##### Data to use
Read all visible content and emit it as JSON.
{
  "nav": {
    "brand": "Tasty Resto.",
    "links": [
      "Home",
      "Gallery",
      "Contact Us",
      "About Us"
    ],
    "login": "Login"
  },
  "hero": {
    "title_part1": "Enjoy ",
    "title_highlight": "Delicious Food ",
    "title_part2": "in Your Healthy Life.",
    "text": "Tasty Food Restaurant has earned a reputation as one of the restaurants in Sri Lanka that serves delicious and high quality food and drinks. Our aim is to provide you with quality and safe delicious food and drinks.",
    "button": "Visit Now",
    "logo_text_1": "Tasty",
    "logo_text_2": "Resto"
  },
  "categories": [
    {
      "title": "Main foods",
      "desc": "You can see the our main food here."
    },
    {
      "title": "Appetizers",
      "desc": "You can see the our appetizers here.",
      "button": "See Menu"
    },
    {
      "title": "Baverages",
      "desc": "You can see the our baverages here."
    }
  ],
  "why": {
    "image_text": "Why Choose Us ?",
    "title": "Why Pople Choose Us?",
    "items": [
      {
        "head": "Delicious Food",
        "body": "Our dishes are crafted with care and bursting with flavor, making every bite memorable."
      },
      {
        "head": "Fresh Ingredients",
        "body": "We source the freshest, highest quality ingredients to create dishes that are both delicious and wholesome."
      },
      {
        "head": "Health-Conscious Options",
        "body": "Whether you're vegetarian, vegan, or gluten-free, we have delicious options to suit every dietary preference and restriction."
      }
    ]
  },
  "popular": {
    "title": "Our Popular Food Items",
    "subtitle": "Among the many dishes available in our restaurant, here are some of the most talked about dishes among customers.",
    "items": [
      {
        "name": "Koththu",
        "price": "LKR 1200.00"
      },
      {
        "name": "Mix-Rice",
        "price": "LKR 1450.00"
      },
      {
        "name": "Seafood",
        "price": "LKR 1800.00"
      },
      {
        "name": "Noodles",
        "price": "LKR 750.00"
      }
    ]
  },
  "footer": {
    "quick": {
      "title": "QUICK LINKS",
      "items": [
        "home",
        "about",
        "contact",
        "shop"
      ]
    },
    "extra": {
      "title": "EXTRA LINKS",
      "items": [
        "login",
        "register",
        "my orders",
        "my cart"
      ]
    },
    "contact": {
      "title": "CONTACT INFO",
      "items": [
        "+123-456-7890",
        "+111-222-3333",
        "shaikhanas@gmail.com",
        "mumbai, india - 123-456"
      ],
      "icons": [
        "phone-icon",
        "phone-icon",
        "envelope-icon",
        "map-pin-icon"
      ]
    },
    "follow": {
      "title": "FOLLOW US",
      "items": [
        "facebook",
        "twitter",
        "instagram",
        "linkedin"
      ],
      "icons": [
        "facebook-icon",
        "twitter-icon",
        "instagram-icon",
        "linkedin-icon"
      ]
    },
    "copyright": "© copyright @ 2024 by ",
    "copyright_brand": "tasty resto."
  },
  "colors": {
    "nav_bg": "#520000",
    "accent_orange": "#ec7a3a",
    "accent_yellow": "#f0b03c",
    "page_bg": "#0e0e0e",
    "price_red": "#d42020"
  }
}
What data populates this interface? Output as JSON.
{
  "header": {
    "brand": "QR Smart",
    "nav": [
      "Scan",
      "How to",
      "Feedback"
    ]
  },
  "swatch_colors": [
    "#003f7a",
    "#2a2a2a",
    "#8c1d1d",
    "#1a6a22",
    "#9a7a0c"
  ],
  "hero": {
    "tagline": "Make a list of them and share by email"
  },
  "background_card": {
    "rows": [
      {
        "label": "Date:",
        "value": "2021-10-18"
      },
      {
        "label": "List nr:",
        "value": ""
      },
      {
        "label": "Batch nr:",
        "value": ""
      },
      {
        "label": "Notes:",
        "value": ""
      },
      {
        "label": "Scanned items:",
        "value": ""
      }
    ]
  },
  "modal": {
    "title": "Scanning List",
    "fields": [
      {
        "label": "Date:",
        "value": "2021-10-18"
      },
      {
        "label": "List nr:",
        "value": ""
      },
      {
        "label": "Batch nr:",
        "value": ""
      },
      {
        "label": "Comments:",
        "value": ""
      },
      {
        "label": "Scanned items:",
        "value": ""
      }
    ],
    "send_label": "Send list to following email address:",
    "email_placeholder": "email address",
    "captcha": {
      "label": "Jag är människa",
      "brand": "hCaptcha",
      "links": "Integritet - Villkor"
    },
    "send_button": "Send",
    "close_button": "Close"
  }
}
##########
▶ **Set problem**:
Work through the records line by line and tally those with the word "every". Report only the total.

▶ **Answer for the task**:
2